## Data lines
⁂
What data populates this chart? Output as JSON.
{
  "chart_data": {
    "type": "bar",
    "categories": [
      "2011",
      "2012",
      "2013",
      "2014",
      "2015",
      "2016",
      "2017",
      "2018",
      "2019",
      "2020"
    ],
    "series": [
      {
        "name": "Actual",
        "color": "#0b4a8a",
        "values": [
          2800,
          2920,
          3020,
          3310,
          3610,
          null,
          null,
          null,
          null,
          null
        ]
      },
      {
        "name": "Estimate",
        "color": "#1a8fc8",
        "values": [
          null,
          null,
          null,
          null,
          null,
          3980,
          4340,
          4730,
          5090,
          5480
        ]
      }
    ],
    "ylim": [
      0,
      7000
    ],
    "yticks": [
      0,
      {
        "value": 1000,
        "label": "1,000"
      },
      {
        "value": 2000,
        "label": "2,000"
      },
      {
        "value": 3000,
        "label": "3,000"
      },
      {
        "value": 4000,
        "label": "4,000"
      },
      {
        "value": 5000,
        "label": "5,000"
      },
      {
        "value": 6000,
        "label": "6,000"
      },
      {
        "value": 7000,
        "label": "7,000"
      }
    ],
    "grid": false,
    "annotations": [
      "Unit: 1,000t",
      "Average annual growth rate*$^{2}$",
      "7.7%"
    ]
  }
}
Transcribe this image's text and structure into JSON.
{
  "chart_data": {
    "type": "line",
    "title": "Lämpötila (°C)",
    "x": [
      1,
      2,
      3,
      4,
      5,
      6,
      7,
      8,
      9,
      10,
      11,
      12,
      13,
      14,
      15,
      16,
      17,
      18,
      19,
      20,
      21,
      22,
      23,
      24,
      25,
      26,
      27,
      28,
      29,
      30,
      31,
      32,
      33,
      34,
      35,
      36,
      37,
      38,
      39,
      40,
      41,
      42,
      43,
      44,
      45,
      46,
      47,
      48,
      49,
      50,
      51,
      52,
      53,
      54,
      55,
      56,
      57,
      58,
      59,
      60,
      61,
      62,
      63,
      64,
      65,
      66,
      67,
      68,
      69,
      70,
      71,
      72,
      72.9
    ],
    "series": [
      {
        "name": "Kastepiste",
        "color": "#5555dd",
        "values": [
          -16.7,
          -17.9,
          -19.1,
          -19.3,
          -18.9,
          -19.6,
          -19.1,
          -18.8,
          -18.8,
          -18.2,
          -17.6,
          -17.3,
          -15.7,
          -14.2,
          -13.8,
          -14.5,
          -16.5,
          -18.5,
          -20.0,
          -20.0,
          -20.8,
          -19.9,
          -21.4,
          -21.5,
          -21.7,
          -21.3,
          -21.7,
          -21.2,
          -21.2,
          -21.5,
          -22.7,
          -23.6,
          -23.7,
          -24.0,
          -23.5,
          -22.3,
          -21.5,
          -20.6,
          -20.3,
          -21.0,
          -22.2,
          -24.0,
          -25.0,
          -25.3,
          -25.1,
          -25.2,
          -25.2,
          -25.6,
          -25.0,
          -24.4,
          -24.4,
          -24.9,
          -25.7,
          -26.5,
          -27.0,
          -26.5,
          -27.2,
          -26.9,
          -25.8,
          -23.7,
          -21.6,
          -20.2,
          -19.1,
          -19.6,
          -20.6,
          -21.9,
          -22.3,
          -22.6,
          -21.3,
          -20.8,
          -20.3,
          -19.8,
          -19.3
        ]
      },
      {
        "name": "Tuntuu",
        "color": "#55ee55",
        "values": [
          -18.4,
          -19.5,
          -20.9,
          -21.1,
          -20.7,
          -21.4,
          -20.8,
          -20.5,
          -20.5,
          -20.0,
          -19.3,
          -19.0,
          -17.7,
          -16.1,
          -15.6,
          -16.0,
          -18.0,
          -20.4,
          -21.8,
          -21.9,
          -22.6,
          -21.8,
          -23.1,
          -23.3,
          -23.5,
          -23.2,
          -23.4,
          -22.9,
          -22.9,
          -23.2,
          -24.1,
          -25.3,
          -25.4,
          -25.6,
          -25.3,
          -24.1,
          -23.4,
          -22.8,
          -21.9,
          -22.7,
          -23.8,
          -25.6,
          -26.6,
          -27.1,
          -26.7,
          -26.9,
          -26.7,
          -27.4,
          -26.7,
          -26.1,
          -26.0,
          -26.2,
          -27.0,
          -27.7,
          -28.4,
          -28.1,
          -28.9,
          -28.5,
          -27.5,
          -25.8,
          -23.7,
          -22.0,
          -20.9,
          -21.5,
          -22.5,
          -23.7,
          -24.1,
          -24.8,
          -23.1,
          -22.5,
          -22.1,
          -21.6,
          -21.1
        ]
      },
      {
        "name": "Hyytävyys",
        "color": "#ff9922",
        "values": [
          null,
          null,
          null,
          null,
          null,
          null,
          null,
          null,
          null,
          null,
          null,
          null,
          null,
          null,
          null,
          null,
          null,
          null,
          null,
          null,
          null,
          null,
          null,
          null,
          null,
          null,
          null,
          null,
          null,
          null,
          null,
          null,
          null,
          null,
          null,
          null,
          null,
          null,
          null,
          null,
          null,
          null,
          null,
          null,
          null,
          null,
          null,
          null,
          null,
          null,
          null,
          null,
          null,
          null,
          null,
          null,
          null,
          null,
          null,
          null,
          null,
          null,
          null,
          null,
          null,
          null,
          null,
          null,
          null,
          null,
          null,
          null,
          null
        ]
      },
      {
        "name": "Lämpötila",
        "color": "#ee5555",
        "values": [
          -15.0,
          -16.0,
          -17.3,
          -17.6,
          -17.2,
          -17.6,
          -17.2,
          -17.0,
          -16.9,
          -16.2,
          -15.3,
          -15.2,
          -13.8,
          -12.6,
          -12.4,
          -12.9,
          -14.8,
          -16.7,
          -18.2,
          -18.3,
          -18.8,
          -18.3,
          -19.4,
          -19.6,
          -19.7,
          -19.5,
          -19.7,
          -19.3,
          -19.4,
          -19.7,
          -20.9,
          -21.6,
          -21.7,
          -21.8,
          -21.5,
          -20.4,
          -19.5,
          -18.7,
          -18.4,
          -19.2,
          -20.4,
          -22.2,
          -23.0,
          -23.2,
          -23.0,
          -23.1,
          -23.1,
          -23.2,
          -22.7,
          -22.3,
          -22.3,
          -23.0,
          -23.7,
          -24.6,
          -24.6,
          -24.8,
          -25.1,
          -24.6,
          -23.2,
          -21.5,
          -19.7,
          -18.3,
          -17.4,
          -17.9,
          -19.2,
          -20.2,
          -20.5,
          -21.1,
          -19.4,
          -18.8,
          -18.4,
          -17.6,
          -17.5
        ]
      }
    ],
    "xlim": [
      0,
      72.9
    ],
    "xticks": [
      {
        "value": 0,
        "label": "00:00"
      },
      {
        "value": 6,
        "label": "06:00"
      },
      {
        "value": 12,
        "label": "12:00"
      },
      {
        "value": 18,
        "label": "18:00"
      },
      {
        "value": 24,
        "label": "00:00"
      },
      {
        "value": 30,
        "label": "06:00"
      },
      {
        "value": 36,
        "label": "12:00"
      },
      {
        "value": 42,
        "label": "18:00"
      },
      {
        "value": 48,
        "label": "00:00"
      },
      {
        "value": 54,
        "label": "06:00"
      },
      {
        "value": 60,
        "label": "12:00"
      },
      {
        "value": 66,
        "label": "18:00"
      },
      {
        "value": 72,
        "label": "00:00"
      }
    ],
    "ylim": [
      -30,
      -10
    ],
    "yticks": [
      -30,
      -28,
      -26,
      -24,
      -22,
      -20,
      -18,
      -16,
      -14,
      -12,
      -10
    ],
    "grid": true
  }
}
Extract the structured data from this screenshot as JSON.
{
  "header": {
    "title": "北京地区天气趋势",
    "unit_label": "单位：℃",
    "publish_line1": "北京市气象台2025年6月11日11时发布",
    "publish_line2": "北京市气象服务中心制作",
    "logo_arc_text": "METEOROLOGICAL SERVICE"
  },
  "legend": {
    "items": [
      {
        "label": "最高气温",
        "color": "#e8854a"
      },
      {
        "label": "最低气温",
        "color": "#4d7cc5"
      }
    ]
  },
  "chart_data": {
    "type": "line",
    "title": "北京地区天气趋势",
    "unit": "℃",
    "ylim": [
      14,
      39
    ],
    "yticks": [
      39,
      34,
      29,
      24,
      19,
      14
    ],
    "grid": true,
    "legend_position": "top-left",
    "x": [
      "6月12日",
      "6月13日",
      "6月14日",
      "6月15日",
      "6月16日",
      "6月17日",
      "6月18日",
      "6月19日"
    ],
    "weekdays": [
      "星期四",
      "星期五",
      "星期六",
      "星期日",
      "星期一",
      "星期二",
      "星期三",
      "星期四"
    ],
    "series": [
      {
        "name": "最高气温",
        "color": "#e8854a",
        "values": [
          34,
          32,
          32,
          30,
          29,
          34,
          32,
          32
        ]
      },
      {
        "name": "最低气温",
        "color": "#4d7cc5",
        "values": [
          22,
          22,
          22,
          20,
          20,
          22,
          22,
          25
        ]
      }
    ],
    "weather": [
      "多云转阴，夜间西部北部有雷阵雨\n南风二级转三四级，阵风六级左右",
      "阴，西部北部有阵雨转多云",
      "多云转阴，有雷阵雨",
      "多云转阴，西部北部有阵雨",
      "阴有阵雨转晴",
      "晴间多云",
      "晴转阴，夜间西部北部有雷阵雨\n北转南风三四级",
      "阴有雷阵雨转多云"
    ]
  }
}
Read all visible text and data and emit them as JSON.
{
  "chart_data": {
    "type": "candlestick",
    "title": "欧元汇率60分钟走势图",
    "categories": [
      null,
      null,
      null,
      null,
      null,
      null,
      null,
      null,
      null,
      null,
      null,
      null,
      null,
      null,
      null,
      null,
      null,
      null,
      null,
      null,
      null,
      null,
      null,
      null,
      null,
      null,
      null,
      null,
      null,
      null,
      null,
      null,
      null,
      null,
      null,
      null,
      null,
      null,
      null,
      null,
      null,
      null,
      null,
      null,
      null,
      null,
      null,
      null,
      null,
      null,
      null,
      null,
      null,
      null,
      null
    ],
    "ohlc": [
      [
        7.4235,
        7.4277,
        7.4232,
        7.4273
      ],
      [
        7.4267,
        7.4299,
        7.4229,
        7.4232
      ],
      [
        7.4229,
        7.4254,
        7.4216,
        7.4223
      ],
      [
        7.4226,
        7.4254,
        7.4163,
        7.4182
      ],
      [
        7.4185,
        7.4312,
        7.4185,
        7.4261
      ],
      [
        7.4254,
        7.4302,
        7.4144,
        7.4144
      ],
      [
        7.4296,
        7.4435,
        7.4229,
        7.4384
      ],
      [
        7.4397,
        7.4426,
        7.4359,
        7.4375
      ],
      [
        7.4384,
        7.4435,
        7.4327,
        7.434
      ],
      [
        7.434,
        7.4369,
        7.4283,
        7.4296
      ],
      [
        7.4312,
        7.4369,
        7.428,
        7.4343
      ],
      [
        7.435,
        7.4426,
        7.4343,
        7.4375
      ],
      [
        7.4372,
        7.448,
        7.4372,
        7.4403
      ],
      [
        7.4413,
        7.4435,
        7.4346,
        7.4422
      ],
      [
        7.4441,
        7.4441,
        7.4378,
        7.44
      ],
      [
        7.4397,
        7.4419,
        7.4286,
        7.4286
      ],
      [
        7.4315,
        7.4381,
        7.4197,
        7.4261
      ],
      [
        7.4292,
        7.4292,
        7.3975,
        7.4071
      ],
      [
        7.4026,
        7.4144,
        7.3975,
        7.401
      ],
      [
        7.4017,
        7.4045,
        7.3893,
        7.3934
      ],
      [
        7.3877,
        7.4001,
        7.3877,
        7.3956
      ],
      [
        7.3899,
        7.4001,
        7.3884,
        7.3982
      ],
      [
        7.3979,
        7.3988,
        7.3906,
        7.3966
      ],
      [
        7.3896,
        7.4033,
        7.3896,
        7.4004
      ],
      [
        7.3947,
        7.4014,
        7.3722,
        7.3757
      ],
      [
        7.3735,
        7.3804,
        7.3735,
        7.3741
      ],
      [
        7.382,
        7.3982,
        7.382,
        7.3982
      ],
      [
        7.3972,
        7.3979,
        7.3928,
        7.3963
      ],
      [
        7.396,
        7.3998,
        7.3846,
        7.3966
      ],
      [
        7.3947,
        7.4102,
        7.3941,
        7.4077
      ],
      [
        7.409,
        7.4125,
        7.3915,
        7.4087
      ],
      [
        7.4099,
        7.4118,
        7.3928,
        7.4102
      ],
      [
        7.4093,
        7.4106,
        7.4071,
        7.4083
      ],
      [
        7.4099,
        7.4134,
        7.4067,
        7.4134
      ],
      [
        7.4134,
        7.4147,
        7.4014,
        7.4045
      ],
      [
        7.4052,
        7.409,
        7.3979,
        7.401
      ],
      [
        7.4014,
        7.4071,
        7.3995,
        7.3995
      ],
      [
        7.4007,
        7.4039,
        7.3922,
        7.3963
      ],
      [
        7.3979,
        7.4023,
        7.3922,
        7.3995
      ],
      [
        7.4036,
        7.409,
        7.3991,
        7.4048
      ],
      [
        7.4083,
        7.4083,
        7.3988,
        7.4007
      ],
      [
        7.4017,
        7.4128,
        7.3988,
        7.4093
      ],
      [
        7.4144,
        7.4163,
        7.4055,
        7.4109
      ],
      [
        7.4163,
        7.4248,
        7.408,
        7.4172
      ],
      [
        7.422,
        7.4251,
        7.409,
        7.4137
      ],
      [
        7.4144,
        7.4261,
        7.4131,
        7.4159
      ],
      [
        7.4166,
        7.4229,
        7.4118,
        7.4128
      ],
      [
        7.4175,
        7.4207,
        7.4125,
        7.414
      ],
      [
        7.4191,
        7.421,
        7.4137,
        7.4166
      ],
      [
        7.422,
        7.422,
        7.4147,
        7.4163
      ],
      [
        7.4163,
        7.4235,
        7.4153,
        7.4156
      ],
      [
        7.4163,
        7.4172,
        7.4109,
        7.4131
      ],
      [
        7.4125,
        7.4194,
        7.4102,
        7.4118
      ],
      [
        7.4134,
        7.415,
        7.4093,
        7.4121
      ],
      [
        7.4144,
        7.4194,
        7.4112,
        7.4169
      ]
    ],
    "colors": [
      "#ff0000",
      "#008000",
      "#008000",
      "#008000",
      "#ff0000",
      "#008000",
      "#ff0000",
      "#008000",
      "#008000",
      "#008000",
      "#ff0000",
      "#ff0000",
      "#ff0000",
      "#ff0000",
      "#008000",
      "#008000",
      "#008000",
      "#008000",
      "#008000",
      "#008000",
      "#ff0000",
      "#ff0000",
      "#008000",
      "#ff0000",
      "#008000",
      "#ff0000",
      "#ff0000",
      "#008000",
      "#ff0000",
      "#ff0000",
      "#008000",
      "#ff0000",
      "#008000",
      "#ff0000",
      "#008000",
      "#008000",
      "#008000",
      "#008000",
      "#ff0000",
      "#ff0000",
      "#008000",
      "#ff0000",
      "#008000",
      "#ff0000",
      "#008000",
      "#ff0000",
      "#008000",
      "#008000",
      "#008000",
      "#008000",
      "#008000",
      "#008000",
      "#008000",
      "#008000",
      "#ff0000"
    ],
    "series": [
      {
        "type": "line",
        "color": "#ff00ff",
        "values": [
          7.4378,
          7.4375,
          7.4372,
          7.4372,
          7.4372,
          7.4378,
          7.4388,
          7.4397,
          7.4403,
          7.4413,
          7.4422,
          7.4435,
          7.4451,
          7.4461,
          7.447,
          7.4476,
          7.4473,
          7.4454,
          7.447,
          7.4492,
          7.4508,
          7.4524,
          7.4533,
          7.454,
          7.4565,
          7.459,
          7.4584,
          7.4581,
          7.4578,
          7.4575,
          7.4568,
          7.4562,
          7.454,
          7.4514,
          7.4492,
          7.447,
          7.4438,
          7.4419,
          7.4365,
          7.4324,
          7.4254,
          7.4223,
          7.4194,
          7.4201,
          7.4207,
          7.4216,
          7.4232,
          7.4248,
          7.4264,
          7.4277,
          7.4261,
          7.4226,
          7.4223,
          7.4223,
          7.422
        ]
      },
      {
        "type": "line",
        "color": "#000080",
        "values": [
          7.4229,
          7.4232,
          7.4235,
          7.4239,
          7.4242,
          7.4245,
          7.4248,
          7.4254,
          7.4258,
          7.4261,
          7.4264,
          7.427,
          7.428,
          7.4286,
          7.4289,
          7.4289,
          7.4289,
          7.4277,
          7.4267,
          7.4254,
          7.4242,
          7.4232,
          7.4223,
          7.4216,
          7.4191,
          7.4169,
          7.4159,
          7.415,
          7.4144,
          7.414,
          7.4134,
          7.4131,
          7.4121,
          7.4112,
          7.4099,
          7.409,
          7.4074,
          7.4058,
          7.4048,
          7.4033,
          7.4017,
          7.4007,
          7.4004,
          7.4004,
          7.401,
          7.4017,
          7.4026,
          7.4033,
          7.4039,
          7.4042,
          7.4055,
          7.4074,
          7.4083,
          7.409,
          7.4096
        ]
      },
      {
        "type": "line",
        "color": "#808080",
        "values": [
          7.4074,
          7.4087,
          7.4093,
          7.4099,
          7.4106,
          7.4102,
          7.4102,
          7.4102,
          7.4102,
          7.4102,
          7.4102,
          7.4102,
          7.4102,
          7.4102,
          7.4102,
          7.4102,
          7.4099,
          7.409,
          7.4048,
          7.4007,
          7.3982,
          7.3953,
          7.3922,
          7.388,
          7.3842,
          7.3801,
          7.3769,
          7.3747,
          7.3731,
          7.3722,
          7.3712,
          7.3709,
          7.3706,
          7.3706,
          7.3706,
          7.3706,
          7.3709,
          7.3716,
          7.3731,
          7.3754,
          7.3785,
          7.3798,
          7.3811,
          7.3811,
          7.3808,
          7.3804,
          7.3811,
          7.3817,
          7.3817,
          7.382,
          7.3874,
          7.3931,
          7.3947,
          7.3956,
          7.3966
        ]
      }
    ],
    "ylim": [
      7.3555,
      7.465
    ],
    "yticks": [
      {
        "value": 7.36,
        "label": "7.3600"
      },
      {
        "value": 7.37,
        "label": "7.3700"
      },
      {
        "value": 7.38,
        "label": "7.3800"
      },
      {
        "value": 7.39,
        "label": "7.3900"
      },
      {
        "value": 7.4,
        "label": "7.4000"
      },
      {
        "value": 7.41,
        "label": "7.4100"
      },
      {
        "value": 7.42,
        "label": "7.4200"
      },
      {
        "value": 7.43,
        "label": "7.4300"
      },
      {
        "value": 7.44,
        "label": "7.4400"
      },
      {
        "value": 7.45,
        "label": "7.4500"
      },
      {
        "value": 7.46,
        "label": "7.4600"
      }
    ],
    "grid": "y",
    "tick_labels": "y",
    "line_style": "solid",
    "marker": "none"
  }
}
⁂
## Required work
Find each line holding the string "夜间西部北部有雷阵雨" and copy it out.

## Output of the task
      "多云转阴，夜间西部北部有雷阵雨\n南风二级转三四级，阵风六级左右",
      "晴转阴，夜间西部北部有雷阵雨\n北转南风三四级",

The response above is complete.